═════ Data extract

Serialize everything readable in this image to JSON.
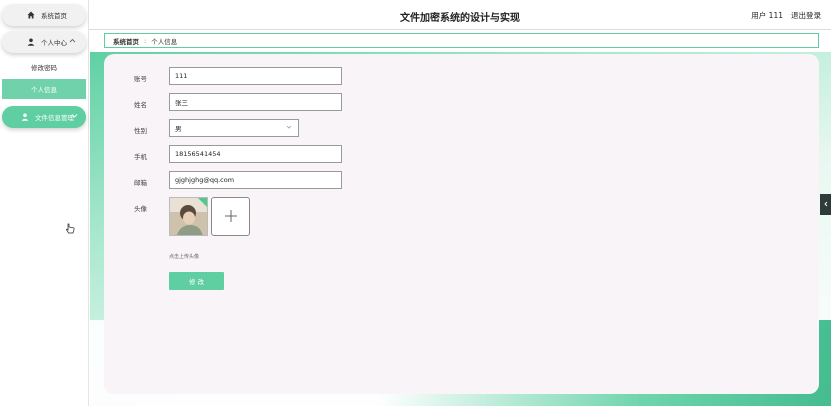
{
  "app": {
    "title": "文件加密系统的设计与实现"
  },
  "header": {
    "user_label": "用户 111",
    "logout_label": "退出登录"
  },
  "sidebar": {
    "home_label": "系统首页",
    "personal_center_label": "个人中心",
    "change_password_label": "修改密码",
    "personal_info_label": "个人信息",
    "file_encryption_label": "文件信息管理"
  },
  "breadcrumb": {
    "home": "系统首页",
    "separator": ":",
    "current": "个人信息"
  },
  "form": {
    "account_label": "账号",
    "account_value": "111",
    "name_label": "姓名",
    "name_value": "张三",
    "gender_label": "性别",
    "gender_value": "男",
    "phone_label": "手机",
    "phone_value": "18156541454",
    "email_label": "邮箱",
    "email_value": "gjghjghg@qq.com",
    "avatar_label": "头像",
    "upload_hint": "点击上传头像",
    "submit_label": "修 改"
  },
  "icons": {
    "home": "home-icon",
    "user": "user-icon",
    "chevron_up": "chevron-up-icon",
    "chevron_down": "chevron-down-icon",
    "plus": "plus-icon",
    "collapse": "chevron-left-icon"
  },
  "colors": {
    "accent": "#5fcfa2",
    "card_bg": "#f8f4f7"
  }
}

══════════

> **Prompt**
Take the listing and print it again exactly, but without any pictures.

> **Final result**
Serialize everything readable in this image to JSON.
{
  "app": {
    "title": "文件加密系统的设计与实现"
  },
  "header": {
    "user_label": "用户 111",
    "logout_label": "退出登录"
  },
  "sidebar": {
    "home_label": "系统首页",
    "personal_center_label": "个人中心",
    "change_password_label": "修改密码",
    "personal_info_label": "个人信息",
    "file_encryption_label": "文件信息管理"
  },
  "breadcrumb": {
    "home": "系统首页",
    "separator": ":",
    "current": "个人信息"
  },
  "form": {
    "account_label": "账号",
    "account_value": "111",
    "name_label": "姓名",
    "name_value": "张三",
    "gender_label": "性别",
    "gender_value": "男",
    "phone_label": "手机",
    "phone_value": "18156541454",
    "email_label": "邮箱",
    "email_value": "gjghjghg@qq.com",
    "avatar_label": "头像",
    "upload_hint": "点击上传头像",
    "submit_label": "修 改"
  },
  "icons": {
    "home": "home-icon",
    "user": "user-icon",
    "chevron_up": "chevron-up-icon",
    "chevron_down": "chevron-down-icon",
    "plus": "plus-icon",
    "collapse": "chevron-left-icon"
  },
  "colors": {
    "accent": "#5fcfa2",
    "card_bg": "#f8f4f7"
  }
}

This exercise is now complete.